• [DATA FOR THE TASK]
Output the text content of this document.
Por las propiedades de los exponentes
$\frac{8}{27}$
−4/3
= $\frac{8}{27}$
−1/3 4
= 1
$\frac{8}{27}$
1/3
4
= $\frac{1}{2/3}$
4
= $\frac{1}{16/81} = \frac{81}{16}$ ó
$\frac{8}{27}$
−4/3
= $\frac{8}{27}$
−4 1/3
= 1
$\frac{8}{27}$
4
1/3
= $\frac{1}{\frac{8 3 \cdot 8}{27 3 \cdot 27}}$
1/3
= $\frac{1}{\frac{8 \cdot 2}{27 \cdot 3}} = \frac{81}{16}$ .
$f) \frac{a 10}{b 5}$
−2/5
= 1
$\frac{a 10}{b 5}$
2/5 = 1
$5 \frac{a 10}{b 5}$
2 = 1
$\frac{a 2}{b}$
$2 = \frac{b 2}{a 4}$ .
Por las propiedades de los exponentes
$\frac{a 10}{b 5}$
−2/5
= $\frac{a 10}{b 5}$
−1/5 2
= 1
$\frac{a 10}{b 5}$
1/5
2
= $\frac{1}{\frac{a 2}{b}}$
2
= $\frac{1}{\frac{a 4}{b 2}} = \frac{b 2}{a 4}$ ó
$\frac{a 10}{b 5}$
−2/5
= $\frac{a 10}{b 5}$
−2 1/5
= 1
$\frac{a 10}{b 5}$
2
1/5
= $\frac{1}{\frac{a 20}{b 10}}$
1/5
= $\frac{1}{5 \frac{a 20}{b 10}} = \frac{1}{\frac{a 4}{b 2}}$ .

• [WORK TO BE COMPLETED] Repeat every entry exactly as written above.

• [WRITTEN SOLUTION]
Output the text content of this document.
Por las propiedades de los exponentes
$\frac{8}{27}$
−4/3
= $\frac{8}{27}$
−1/3 4
= 1
$\frac{8}{27}$
1/3
4
= $\frac{1}{2/3}$
4
= $\frac{1}{16/81} = \frac{81}{16}$ ó
$\frac{8}{27}$
−4/3
= $\frac{8}{27}$
−4 1/3
= 1
$\frac{8}{27}$
4
1/3
= $\frac{1}{\frac{8 3 \cdot 8}{27 3 \cdot 27}}$
1/3
= $\frac{1}{\frac{8 \cdot 2}{27 \cdot 3}} = \frac{81}{16}$ .
$f) \frac{a 10}{b 5}$
−2/5
= 1
$\frac{a 10}{b 5}$
2/5 = 1
$5 \frac{a 10}{b 5}$
2 = 1
$\frac{a 2}{b}$
$2 = \frac{b 2}{a 4}$ .
Por las propiedades de los exponentes
$\frac{a 10}{b 5}$
−2/5
= $\frac{a 10}{b 5}$
−1/5 2
= 1
$\frac{a 10}{b 5}$
1/5
2
= $\frac{1}{\frac{a 2}{b}}$
2
= $\frac{1}{\frac{a 4}{b 2}} = \frac{b 2}{a 4}$ ó
$\frac{a 10}{b 5}$
−2/5
= $\frac{a 10}{b 5}$
−2 1/5
= 1
$\frac{a 10}{b 5}$
2
1/5
= $\frac{1}{\frac{a 20}{b 10}}$
1/5
= $\frac{1}{5 \frac{a 20}{b 10}} = \frac{1}{\frac{a 4}{b 2}}$ .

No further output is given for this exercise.